DATA SUPPLIED

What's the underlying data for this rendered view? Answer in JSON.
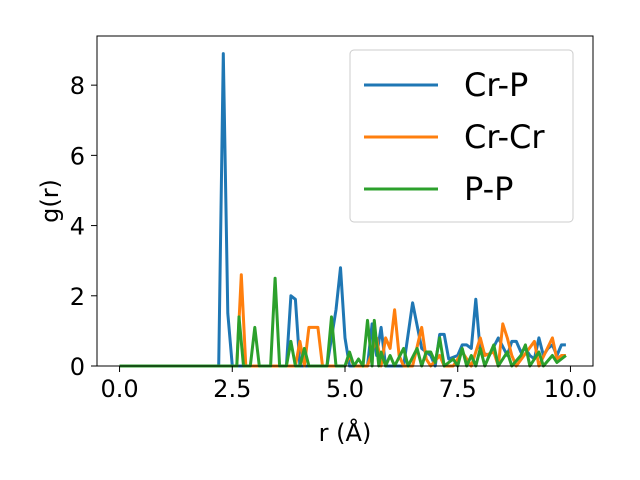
{
  "chart_data": {
    "type": "line",
    "title": "",
    "xlabel": "r (Å)",
    "ylabel": "g(r)",
    "xlim": [
      -0.5,
      10.5
    ],
    "ylim": [
      0,
      9.4
    ],
    "xticks": [
      "0.0",
      "2.5",
      "5.0",
      "7.5",
      "10.0"
    ],
    "xtick_values": [
      0,
      2.5,
      5,
      7.5,
      10
    ],
    "yticks": [
      "0",
      "2",
      "4",
      "6",
      "8"
    ],
    "ytick_values": [
      0,
      2,
      4,
      6,
      8
    ],
    "grid": false,
    "legend_position": "top-right",
    "series": [
      {
        "name": "Cr-P",
        "color": "#1f77b4",
        "points": [
          [
            0,
            0
          ],
          [
            2.2,
            0
          ],
          [
            2.3,
            8.9
          ],
          [
            2.4,
            1.5
          ],
          [
            2.5,
            0
          ],
          [
            3.7,
            0
          ],
          [
            3.8,
            2.0
          ],
          [
            3.9,
            1.9
          ],
          [
            4.0,
            0
          ],
          [
            4.6,
            0
          ],
          [
            4.8,
            1.6
          ],
          [
            4.9,
            2.8
          ],
          [
            5.0,
            0.8
          ],
          [
            5.1,
            0
          ],
          [
            5.5,
            0
          ],
          [
            5.6,
            1.2
          ],
          [
            5.7,
            0.3
          ],
          [
            5.8,
            1.1
          ],
          [
            5.9,
            0
          ],
          [
            6.3,
            0
          ],
          [
            6.5,
            1.8
          ],
          [
            6.7,
            0.5
          ],
          [
            6.9,
            0.3
          ],
          [
            7.0,
            0
          ],
          [
            7.1,
            0.9
          ],
          [
            7.2,
            0.9
          ],
          [
            7.3,
            0.2
          ],
          [
            7.5,
            0.3
          ],
          [
            7.6,
            0.6
          ],
          [
            7.7,
            0.6
          ],
          [
            7.8,
            0.5
          ],
          [
            7.9,
            1.9
          ],
          [
            8.0,
            0.4
          ],
          [
            8.2,
            0.3
          ],
          [
            8.4,
            0.8
          ],
          [
            8.6,
            0.3
          ],
          [
            8.7,
            0.7
          ],
          [
            8.8,
            0.7
          ],
          [
            8.9,
            0.4
          ],
          [
            9.0,
            0.5
          ],
          [
            9.1,
            0.3
          ],
          [
            9.2,
            0.2
          ],
          [
            9.3,
            0.8
          ],
          [
            9.4,
            0.3
          ],
          [
            9.5,
            0.5
          ],
          [
            9.6,
            0.6
          ],
          [
            9.7,
            0.3
          ],
          [
            9.8,
            0.6
          ],
          [
            9.9,
            0.6
          ]
        ]
      },
      {
        "name": "Cr-Cr",
        "color": "#ff7f0e",
        "points": [
          [
            0,
            0
          ],
          [
            2.6,
            0
          ],
          [
            2.7,
            2.6
          ],
          [
            2.8,
            0
          ],
          [
            3.9,
            0
          ],
          [
            4.0,
            0.7
          ],
          [
            4.1,
            0
          ],
          [
            4.2,
            1.1
          ],
          [
            4.4,
            1.1
          ],
          [
            4.5,
            0
          ],
          [
            5.0,
            0
          ],
          [
            5.1,
            0.3
          ],
          [
            5.2,
            0
          ],
          [
            5.5,
            0
          ],
          [
            5.7,
            0.8
          ],
          [
            5.8,
            0
          ],
          [
            5.9,
            0.8
          ],
          [
            6.0,
            0.5
          ],
          [
            6.1,
            1.6
          ],
          [
            6.2,
            0.3
          ],
          [
            6.3,
            0
          ],
          [
            6.5,
            0
          ],
          [
            6.7,
            1.1
          ],
          [
            6.8,
            0.2
          ],
          [
            6.9,
            0
          ],
          [
            7.1,
            0.3
          ],
          [
            7.2,
            0
          ],
          [
            7.4,
            0
          ],
          [
            7.6,
            0.4
          ],
          [
            7.8,
            0
          ],
          [
            8.0,
            0.8
          ],
          [
            8.1,
            0.3
          ],
          [
            8.3,
            0.4
          ],
          [
            8.4,
            0
          ],
          [
            8.5,
            1.2
          ],
          [
            8.6,
            0.8
          ],
          [
            8.7,
            0.3
          ],
          [
            8.8,
            0
          ],
          [
            9.2,
            0.7
          ],
          [
            9.3,
            0
          ],
          [
            9.6,
            0.8
          ],
          [
            9.7,
            0.2
          ],
          [
            9.8,
            0.3
          ],
          [
            9.9,
            0.3
          ]
        ]
      },
      {
        "name": "P-P",
        "color": "#2ca02c",
        "points": [
          [
            0,
            0
          ],
          [
            2.6,
            0
          ],
          [
            2.65,
            1.4
          ],
          [
            2.75,
            0
          ],
          [
            2.9,
            0
          ],
          [
            3.0,
            1.1
          ],
          [
            3.1,
            0
          ],
          [
            3.35,
            0
          ],
          [
            3.45,
            2.5
          ],
          [
            3.55,
            0
          ],
          [
            3.7,
            0
          ],
          [
            3.8,
            0.7
          ],
          [
            3.9,
            0
          ],
          [
            4.0,
            0
          ],
          [
            4.1,
            0.5
          ],
          [
            4.2,
            0
          ],
          [
            4.6,
            0
          ],
          [
            4.7,
            1.4
          ],
          [
            4.8,
            0
          ],
          [
            5.0,
            0
          ],
          [
            5.1,
            0.4
          ],
          [
            5.2,
            0
          ],
          [
            5.3,
            0.2
          ],
          [
            5.4,
            0
          ],
          [
            5.5,
            1.3
          ],
          [
            5.6,
            0
          ],
          [
            5.65,
            1.3
          ],
          [
            5.75,
            0
          ],
          [
            5.8,
            0.4
          ],
          [
            5.9,
            0
          ],
          [
            6.0,
            0.3
          ],
          [
            6.1,
            0
          ],
          [
            6.3,
            0.5
          ],
          [
            6.4,
            0
          ],
          [
            6.6,
            0.5
          ],
          [
            6.7,
            0
          ],
          [
            6.8,
            0.4
          ],
          [
            6.9,
            0.4
          ],
          [
            7.0,
            0.1
          ],
          [
            7.1,
            0.8
          ],
          [
            7.2,
            0
          ],
          [
            7.4,
            0.2
          ],
          [
            7.5,
            0
          ],
          [
            7.6,
            0.5
          ],
          [
            7.7,
            0
          ],
          [
            7.8,
            0.3
          ],
          [
            7.9,
            0
          ],
          [
            8.0,
            0.5
          ],
          [
            8.1,
            0
          ],
          [
            8.3,
            0.6
          ],
          [
            8.4,
            0
          ],
          [
            8.6,
            0.4
          ],
          [
            8.7,
            0
          ],
          [
            8.9,
            0.3
          ],
          [
            9.0,
            0.6
          ],
          [
            9.1,
            0
          ],
          [
            9.3,
            0.4
          ],
          [
            9.4,
            0
          ],
          [
            9.6,
            0.3
          ],
          [
            9.7,
            0.1
          ],
          [
            9.9,
            0.3
          ]
        ]
      }
    ]
  }
}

WRITTEN PROBLEM
Output an exact copy of the material, with the pictures removed.

OUTPUT BELOW
What's the underlying data for this rendered view? Answer in JSON.
{
  "chart_data": {
    "type": "line",
    "title": "",
    "xlabel": "r (Å)",
    "ylabel": "g(r)",
    "xlim": [
      -0.5,
      10.5
    ],
    "ylim": [
      0,
      9.4
    ],
    "xticks": [
      "0.0",
      "2.5",
      "5.0",
      "7.5",
      "10.0"
    ],
    "xtick_values": [
      0,
      2.5,
      5,
      7.5,
      10
    ],
    "yticks": [
      "0",
      "2",
      "4",
      "6",
      "8"
    ],
    "ytick_values": [
      0,
      2,
      4,
      6,
      8
    ],
    "grid": false,
    "legend_position": "top-right",
    "series": [
      {
        "name": "Cr-P",
        "color": "#1f77b4",
        "points": [
          [
            0,
            0
          ],
          [
            2.2,
            0
          ],
          [
            2.3,
            8.9
          ],
          [
            2.4,
            1.5
          ],
          [
            2.5,
            0
          ],
          [
            3.7,
            0
          ],
          [
            3.8,
            2.0
          ],
          [
            3.9,
            1.9
          ],
          [
            4.0,
            0
          ],
          [
            4.6,
            0
          ],
          [
            4.8,
            1.6
          ],
          [
            4.9,
            2.8
          ],
          [
            5.0,
            0.8
          ],
          [
            5.1,
            0
          ],
          [
            5.5,
            0
          ],
          [
            5.6,
            1.2
          ],
          [
            5.7,
            0.3
          ],
          [
            5.8,
            1.1
          ],
          [
            5.9,
            0
          ],
          [
            6.3,
            0
          ],
          [
            6.5,
            1.8
          ],
          [
            6.7,
            0.5
          ],
          [
            6.9,
            0.3
          ],
          [
            7.0,
            0
          ],
          [
            7.1,
            0.9
          ],
          [
            7.2,
            0.9
          ],
          [
            7.3,
            0.2
          ],
          [
            7.5,
            0.3
          ],
          [
            7.6,
            0.6
          ],
          [
            7.7,
            0.6
          ],
          [
            7.8,
            0.5
          ],
          [
            7.9,
            1.9
          ],
          [
            8.0,
            0.4
          ],
          [
            8.2,
            0.3
          ],
          [
            8.4,
            0.8
          ],
          [
            8.6,
            0.3
          ],
          [
            8.7,
            0.7
          ],
          [
            8.8,
            0.7
          ],
          [
            8.9,
            0.4
          ],
          [
            9.0,
            0.5
          ],
          [
            9.1,
            0.3
          ],
          [
            9.2,
            0.2
          ],
          [
            9.3,
            0.8
          ],
          [
            9.4,
            0.3
          ],
          [
            9.5,
            0.5
          ],
          [
            9.6,
            0.6
          ],
          [
            9.7,
            0.3
          ],
          [
            9.8,
            0.6
          ],
          [
            9.9,
            0.6
          ]
        ]
      },
      {
        "name": "Cr-Cr",
        "color": "#ff7f0e",
        "points": [
          [
            0,
            0
          ],
          [
            2.6,
            0
          ],
          [
            2.7,
            2.6
          ],
          [
            2.8,
            0
          ],
          [
            3.9,
            0
          ],
          [
            4.0,
            0.7
          ],
          [
            4.1,
            0
          ],
          [
            4.2,
            1.1
          ],
          [
            4.4,
            1.1
          ],
          [
            4.5,
            0
          ],
          [
            5.0,
            0
          ],
          [
            5.1,
            0.3
          ],
          [
            5.2,
            0
          ],
          [
            5.5,
            0
          ],
          [
            5.7,
            0.8
          ],
          [
            5.8,
            0
          ],
          [
            5.9,
            0.8
          ],
          [
            6.0,
            0.5
          ],
          [
            6.1,
            1.6
          ],
          [
            6.2,
            0.3
          ],
          [
            6.3,
            0
          ],
          [
            6.5,
            0
          ],
          [
            6.7,
            1.1
          ],
          [
            6.8,
            0.2
          ],
          [
            6.9,
            0
          ],
          [
            7.1,
            0.3
          ],
          [
            7.2,
            0
          ],
          [
            7.4,
            0
          ],
          [
            7.6,
            0.4
          ],
          [
            7.8,
            0
          ],
          [
            8.0,
            0.8
          ],
          [
            8.1,
            0.3
          ],
          [
            8.3,
            0.4
          ],
          [
            8.4,
            0
          ],
          [
            8.5,
            1.2
          ],
          [
            8.6,
            0.8
          ],
          [
            8.7,
            0.3
          ],
          [
            8.8,
            0
          ],
          [
            9.2,
            0.7
          ],
          [
            9.3,
            0
          ],
          [
            9.6,
            0.8
          ],
          [
            9.7,
            0.2
          ],
          [
            9.8,
            0.3
          ],
          [
            9.9,
            0.3
          ]
        ]
      },
      {
        "name": "P-P",
        "color": "#2ca02c",
        "points": [
          [
            0,
            0
          ],
          [
            2.6,
            0
          ],
          [
            2.65,
            1.4
          ],
          [
            2.75,
            0
          ],
          [
            2.9,
            0
          ],
          [
            3.0,
            1.1
          ],
          [
            3.1,
            0
          ],
          [
            3.35,
            0
          ],
          [
            3.45,
            2.5
          ],
          [
            3.55,
            0
          ],
          [
            3.7,
            0
          ],
          [
            3.8,
            0.7
          ],
          [
            3.9,
            0
          ],
          [
            4.0,
            0
          ],
          [
            4.1,
            0.5
          ],
          [
            4.2,
            0
          ],
          [
            4.6,
            0
          ],
          [
            4.7,
            1.4
          ],
          [
            4.8,
            0
          ],
          [
            5.0,
            0
          ],
          [
            5.1,
            0.4
          ],
          [
            5.2,
            0
          ],
          [
            5.3,
            0.2
          ],
          [
            5.4,
            0
          ],
          [
            5.5,
            1.3
          ],
          [
            5.6,
            0
          ],
          [
            5.65,
            1.3
          ],
          [
            5.75,
            0
          ],
          [
            5.8,
            0.4
          ],
          [
            5.9,
            0
          ],
          [
            6.0,
            0.3
          ],
          [
            6.1,
            0
          ],
          [
            6.3,
            0.5
          ],
          [
            6.4,
            0
          ],
          [
            6.6,
            0.5
          ],
          [
            6.7,
            0
          ],
          [
            6.8,
            0.4
          ],
          [
            6.9,
            0.4
          ],
          [
            7.0,
            0.1
          ],
          [
            7.1,
            0.8
          ],
          [
            7.2,
            0
          ],
          [
            7.4,
            0.2
          ],
          [
            7.5,
            0
          ],
          [
            7.6,
            0.5
          ],
          [
            7.7,
            0
          ],
          [
            7.8,
            0.3
          ],
          [
            7.9,
            0
          ],
          [
            8.0,
            0.5
          ],
          [
            8.1,
            0
          ],
          [
            8.3,
            0.6
          ],
          [
            8.4,
            0
          ],
          [
            8.6,
            0.4
          ],
          [
            8.7,
            0
          ],
          [
            8.9,
            0.3
          ],
          [
            9.0,
            0.6
          ],
          [
            9.1,
            0
          ],
          [
            9.3,
            0.4
          ],
          [
            9.4,
            0
          ],
          [
            9.6,
            0.3
          ],
          [
            9.7,
            0.1
          ],
          [
            9.9,
            0.3
          ]
        ]
      }
    ]
  }
}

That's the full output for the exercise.